## EXCERPTED RECORDS
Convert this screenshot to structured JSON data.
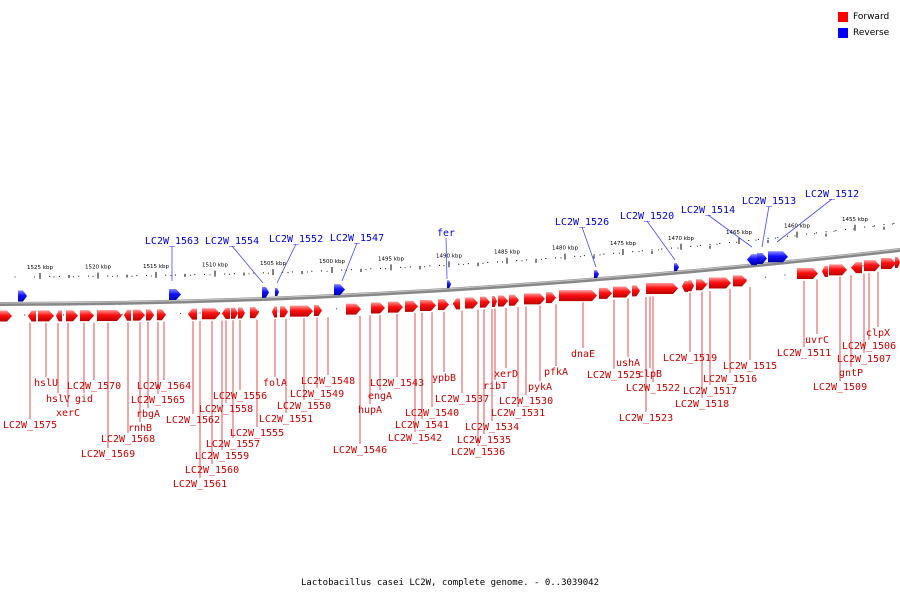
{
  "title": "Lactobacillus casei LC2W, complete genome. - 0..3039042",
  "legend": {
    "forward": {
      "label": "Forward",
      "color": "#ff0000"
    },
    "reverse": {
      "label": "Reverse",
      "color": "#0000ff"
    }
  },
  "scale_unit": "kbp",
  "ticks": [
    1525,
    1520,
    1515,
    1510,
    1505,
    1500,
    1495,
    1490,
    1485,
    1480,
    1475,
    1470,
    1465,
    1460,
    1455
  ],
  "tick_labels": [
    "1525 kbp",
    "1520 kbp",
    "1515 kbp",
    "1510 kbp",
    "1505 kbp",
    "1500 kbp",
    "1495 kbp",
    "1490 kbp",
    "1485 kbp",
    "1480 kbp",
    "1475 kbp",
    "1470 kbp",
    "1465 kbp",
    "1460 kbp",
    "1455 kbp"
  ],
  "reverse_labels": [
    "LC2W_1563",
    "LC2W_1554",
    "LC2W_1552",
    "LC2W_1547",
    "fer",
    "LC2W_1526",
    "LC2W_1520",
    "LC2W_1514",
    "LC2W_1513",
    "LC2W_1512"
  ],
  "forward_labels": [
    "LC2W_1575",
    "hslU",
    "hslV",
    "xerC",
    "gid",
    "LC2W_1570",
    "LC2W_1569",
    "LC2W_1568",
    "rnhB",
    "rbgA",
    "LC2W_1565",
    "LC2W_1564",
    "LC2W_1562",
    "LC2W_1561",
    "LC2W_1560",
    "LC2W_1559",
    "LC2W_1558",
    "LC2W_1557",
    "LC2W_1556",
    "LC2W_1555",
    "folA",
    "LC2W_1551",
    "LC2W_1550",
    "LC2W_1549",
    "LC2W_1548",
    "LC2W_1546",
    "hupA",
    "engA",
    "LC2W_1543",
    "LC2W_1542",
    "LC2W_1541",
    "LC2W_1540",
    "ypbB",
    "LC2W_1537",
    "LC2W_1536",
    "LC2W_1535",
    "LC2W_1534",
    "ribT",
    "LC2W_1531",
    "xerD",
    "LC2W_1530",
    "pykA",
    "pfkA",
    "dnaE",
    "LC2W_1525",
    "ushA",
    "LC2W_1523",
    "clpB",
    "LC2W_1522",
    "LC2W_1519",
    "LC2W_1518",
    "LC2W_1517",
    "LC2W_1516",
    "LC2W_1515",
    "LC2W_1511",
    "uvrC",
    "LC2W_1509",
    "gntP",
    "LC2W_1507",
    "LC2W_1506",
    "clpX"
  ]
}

---

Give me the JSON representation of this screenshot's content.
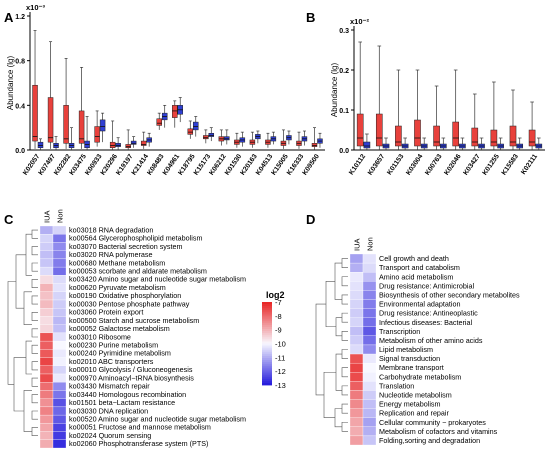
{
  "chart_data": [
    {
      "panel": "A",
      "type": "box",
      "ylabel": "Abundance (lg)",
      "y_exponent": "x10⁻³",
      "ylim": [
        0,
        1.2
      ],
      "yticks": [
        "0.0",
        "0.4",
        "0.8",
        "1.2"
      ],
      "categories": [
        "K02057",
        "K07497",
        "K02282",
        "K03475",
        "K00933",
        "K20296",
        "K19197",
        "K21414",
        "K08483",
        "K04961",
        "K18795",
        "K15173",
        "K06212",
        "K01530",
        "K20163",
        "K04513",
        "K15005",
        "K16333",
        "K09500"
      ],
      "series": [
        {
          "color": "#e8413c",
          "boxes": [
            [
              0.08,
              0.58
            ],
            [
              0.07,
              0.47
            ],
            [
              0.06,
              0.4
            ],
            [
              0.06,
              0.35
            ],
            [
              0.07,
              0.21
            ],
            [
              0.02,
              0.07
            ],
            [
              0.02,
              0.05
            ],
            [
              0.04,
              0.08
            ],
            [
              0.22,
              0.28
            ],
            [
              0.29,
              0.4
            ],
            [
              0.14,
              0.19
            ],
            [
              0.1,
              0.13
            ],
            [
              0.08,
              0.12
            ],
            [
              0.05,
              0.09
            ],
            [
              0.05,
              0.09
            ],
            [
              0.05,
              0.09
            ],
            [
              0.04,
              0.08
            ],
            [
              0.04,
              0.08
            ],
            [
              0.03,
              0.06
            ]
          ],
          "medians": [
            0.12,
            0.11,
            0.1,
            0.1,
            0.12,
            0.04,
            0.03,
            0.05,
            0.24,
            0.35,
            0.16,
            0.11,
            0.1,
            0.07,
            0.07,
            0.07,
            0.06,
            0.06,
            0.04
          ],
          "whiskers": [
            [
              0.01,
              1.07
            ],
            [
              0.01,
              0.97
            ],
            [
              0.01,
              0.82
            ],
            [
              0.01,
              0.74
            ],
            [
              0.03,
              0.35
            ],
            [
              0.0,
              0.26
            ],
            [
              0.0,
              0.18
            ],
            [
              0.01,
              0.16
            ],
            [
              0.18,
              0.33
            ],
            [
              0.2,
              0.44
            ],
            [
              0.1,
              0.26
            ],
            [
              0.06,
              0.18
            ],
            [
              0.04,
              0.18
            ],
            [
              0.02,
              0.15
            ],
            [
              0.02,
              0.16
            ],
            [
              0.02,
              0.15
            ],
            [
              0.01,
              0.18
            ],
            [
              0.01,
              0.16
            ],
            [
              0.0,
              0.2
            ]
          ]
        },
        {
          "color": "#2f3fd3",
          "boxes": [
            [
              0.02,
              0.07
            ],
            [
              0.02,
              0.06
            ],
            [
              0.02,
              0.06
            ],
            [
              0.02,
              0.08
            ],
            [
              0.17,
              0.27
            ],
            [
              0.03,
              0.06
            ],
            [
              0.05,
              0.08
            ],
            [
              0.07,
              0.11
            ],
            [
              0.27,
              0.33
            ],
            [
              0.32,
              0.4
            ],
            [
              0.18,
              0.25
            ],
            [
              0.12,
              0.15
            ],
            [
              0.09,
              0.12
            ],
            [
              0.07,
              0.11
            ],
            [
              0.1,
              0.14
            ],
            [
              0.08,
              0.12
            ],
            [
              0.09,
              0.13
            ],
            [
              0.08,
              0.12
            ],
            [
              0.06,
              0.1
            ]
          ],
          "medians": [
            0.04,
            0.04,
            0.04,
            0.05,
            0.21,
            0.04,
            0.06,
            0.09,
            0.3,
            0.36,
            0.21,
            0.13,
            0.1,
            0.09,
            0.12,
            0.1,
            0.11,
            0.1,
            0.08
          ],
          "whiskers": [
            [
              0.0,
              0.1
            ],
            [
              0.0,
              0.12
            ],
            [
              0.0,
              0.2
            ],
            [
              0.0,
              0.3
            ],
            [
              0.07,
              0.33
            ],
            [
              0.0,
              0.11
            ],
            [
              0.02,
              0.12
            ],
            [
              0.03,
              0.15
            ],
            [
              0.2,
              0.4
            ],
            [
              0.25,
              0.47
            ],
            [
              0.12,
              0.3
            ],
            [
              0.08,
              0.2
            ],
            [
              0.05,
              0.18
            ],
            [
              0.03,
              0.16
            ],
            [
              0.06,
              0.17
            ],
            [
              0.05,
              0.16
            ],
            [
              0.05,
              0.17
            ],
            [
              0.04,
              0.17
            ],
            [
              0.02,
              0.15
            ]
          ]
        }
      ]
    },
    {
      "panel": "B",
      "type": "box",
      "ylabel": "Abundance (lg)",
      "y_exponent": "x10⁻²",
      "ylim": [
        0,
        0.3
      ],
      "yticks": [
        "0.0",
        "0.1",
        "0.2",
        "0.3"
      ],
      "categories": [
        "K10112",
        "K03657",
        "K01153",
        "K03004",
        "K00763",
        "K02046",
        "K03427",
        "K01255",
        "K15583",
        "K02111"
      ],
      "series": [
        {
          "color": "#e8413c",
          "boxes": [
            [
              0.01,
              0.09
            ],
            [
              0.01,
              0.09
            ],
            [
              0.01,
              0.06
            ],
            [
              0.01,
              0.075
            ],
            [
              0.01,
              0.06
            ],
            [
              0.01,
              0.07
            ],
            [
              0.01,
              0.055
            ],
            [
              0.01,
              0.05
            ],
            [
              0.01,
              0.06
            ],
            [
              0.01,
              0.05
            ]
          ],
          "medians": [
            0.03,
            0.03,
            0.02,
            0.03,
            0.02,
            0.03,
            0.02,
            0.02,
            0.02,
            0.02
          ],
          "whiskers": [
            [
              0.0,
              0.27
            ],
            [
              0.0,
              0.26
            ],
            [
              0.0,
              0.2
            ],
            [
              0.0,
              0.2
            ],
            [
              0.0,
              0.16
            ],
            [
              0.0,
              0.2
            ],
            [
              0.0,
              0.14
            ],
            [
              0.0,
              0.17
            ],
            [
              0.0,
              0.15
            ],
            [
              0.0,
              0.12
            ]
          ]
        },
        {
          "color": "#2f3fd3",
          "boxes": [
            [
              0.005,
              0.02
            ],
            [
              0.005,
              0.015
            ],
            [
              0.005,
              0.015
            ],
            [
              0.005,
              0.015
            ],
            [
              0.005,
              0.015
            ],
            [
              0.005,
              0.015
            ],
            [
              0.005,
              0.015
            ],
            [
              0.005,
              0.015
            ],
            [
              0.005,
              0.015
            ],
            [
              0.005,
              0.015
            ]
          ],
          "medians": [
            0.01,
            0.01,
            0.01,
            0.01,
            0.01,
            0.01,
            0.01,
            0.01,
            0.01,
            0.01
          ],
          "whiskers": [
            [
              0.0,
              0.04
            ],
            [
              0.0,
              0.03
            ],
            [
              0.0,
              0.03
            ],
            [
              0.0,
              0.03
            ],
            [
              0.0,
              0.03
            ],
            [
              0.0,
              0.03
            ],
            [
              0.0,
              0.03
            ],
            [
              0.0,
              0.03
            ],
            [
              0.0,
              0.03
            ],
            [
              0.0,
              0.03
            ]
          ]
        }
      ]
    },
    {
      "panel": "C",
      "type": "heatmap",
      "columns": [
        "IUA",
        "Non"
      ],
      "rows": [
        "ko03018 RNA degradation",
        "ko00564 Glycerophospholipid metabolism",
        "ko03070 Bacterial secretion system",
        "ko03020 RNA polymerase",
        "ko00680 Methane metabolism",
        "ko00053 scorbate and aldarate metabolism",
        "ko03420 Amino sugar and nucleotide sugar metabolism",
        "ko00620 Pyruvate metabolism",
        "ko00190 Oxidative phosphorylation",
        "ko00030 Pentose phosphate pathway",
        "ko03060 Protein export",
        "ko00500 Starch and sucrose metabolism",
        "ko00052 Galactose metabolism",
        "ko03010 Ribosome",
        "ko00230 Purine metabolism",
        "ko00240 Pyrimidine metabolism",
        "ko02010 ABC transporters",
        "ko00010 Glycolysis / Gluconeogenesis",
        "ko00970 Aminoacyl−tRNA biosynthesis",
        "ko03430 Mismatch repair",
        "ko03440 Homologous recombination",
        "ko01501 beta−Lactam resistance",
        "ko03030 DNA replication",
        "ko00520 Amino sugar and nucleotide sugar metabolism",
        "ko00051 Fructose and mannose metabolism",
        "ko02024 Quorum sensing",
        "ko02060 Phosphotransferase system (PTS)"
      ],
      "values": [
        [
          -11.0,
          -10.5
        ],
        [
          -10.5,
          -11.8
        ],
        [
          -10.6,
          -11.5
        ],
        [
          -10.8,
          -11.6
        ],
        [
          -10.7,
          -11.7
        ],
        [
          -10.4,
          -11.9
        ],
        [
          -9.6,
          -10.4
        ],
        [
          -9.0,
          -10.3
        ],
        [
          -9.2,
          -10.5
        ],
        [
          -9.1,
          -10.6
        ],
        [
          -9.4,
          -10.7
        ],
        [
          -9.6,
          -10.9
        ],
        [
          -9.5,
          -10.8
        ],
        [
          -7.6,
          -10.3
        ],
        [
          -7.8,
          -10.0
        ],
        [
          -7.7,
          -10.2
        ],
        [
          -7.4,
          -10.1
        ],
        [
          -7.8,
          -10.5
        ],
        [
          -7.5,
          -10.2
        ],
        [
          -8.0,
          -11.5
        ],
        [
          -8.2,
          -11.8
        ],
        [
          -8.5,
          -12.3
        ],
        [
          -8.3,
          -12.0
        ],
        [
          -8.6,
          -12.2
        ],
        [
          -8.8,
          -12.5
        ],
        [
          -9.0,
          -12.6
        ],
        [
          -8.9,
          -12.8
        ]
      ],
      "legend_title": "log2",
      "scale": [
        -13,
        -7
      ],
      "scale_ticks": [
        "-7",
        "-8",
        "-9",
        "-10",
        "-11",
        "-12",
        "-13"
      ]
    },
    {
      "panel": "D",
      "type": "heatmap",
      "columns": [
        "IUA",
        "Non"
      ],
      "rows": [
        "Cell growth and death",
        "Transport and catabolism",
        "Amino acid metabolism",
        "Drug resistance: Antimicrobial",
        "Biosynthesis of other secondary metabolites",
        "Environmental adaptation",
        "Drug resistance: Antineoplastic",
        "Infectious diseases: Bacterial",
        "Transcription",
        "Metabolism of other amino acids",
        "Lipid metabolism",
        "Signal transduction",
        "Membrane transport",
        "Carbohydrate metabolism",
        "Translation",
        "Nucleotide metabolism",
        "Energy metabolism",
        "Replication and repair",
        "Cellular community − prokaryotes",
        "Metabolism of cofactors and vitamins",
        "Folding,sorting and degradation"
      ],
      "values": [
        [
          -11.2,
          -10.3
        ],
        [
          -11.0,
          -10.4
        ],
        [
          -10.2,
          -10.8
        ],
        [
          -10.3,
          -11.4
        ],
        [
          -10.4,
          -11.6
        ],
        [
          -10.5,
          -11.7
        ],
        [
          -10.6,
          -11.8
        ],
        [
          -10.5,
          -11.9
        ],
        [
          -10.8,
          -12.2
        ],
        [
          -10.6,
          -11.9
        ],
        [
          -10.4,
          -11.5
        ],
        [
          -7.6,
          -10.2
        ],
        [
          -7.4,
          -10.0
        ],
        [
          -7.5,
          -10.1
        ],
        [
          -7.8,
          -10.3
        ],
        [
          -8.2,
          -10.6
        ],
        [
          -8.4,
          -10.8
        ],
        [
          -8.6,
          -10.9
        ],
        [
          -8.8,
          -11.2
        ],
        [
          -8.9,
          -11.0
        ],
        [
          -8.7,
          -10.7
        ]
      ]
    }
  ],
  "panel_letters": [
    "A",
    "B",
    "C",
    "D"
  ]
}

## WHAT NEEDS TO BE DONE
In the lines above, find the word "Bacterial" and copy each line that contains it.

## SOLUTION TO THIS EXERCISE
        "ko03070 Bacterial secretion system",
        "Infectious diseases: Bacterial",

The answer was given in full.